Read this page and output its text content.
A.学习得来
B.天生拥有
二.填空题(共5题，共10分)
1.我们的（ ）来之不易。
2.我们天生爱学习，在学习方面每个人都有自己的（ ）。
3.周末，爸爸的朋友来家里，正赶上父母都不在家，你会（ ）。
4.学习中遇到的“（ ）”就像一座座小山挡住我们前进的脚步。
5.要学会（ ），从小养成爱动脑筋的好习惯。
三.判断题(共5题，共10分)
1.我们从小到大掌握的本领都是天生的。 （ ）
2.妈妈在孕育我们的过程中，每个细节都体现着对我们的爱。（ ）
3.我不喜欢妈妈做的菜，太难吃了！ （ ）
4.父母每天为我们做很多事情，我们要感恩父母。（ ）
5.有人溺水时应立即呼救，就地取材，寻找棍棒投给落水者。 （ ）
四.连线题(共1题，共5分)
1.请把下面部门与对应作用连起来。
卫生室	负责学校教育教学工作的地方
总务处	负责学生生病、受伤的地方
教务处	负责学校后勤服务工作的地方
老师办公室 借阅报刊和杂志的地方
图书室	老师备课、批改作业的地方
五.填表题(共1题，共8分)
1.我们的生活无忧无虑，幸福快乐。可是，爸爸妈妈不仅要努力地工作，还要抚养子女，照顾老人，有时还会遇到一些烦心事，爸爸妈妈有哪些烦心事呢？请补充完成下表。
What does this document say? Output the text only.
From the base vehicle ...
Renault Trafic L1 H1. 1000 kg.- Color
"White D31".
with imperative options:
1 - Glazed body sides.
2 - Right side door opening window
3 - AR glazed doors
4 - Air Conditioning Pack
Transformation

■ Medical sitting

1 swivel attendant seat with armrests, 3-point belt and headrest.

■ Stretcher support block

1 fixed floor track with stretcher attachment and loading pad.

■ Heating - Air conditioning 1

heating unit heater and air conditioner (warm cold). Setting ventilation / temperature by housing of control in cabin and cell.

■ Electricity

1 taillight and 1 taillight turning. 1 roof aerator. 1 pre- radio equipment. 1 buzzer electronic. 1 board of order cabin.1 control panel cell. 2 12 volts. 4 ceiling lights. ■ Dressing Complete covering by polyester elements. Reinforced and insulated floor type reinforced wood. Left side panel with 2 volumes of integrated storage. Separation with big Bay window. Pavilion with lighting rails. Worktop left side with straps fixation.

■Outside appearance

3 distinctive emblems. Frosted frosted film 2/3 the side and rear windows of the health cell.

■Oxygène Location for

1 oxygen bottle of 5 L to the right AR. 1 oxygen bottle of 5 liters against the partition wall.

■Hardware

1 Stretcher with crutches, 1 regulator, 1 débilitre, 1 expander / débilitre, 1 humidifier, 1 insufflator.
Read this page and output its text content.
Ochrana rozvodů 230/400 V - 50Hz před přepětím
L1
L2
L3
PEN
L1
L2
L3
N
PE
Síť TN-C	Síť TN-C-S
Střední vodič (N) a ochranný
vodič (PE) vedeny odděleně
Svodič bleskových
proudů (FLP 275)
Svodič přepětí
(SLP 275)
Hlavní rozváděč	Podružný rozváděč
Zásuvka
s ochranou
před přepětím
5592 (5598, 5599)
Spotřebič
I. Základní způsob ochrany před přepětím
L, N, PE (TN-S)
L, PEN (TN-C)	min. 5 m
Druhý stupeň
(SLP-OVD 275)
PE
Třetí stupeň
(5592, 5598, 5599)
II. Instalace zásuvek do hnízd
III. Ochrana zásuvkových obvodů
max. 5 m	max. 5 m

--- --- ---

• DESCRIPTION OF THE TASK
From the records above, pick out and copy each line holding the word "control".

• RESULT FOR THIS TASK
heating unit heater and air conditioner (warm cold). Setting ventilation / temperature by housing of control in cabin and cell.
1 taillight and 1 taillight turning. 1 roof aerator. 1 pre- radio equipment. 1 buzzer electronic. 1 board of order cabin.1 control panel cell. 2 12 volts. 4 ceiling lights. ■ Dressing Complete covering by polyester elements. Reinforced and insulated floor type reinforced wood. Left side panel with 2 volumes of integrated storage. Separation with big Bay window. Pavilion with lighting rails. Worktop left side with straps fixation.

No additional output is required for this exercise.